* [The task] Reproduce every entry exactly.

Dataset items
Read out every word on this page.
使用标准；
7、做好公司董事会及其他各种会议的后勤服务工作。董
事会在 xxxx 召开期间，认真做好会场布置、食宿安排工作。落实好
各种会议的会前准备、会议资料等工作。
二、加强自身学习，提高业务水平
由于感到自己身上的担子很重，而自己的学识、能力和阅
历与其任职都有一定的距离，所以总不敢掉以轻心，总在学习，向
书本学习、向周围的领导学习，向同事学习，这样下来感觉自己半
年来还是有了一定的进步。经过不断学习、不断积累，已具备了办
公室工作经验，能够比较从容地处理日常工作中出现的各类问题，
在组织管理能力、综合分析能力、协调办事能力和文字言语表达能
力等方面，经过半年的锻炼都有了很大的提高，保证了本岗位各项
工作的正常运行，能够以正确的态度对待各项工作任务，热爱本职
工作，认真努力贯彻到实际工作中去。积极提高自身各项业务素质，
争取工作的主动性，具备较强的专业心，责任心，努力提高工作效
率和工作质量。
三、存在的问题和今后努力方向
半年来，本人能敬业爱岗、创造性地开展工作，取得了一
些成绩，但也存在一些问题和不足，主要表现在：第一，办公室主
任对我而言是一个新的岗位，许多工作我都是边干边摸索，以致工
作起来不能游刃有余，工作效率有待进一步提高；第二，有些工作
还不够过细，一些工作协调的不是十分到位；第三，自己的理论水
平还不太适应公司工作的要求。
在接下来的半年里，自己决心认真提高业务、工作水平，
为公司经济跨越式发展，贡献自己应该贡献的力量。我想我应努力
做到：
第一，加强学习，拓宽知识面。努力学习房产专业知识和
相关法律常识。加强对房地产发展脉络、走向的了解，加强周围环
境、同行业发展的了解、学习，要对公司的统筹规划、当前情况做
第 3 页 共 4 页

* [Result of this exercise]
Read out every word on this page.
使用标准；
7、做好公司董事会及其他各种会议的后勤服务工作。董
事会在 xxxx 召开期间，认真做好会场布置、食宿安排工作。落实好
各种会议的会前准备、会议资料等工作。
二、加强自身学习，提高业务水平
由于感到自己身上的担子很重，而自己的学识、能力和阅
历与其任职都有一定的距离，所以总不敢掉以轻心，总在学习，向
书本学习、向周围的领导学习，向同事学习，这样下来感觉自己半
年来还是有了一定的进步。经过不断学习、不断积累，已具备了办
公室工作经验，能够比较从容地处理日常工作中出现的各类问题，
在组织管理能力、综合分析能力、协调办事能力和文字言语表达能
力等方面，经过半年的锻炼都有了很大的提高，保证了本岗位各项
工作的正常运行，能够以正确的态度对待各项工作任务，热爱本职
工作，认真努力贯彻到实际工作中去。积极提高自身各项业务素质，
争取工作的主动性，具备较强的专业心，责任心，努力提高工作效
率和工作质量。
三、存在的问题和今后努力方向
半年来，本人能敬业爱岗、创造性地开展工作，取得了一
些成绩，但也存在一些问题和不足，主要表现在：第一，办公室主
任对我而言是一个新的岗位，许多工作我都是边干边摸索，以致工
作起来不能游刃有余，工作效率有待进一步提高；第二，有些工作
还不够过细，一些工作协调的不是十分到位；第三，自己的理论水
平还不太适应公司工作的要求。
在接下来的半年里，自己决心认真提高业务、工作水平，
为公司经济跨越式发展，贡献自己应该贡献的力量。我想我应努力
做到：
第一，加强学习，拓宽知识面。努力学习房产专业知识和
相关法律常识。加强对房地产发展脉络、走向的了解，加强周围环
境、同行业发展的了解、学习，要对公司的统筹规划、当前情况做
第 3 页 共 4 页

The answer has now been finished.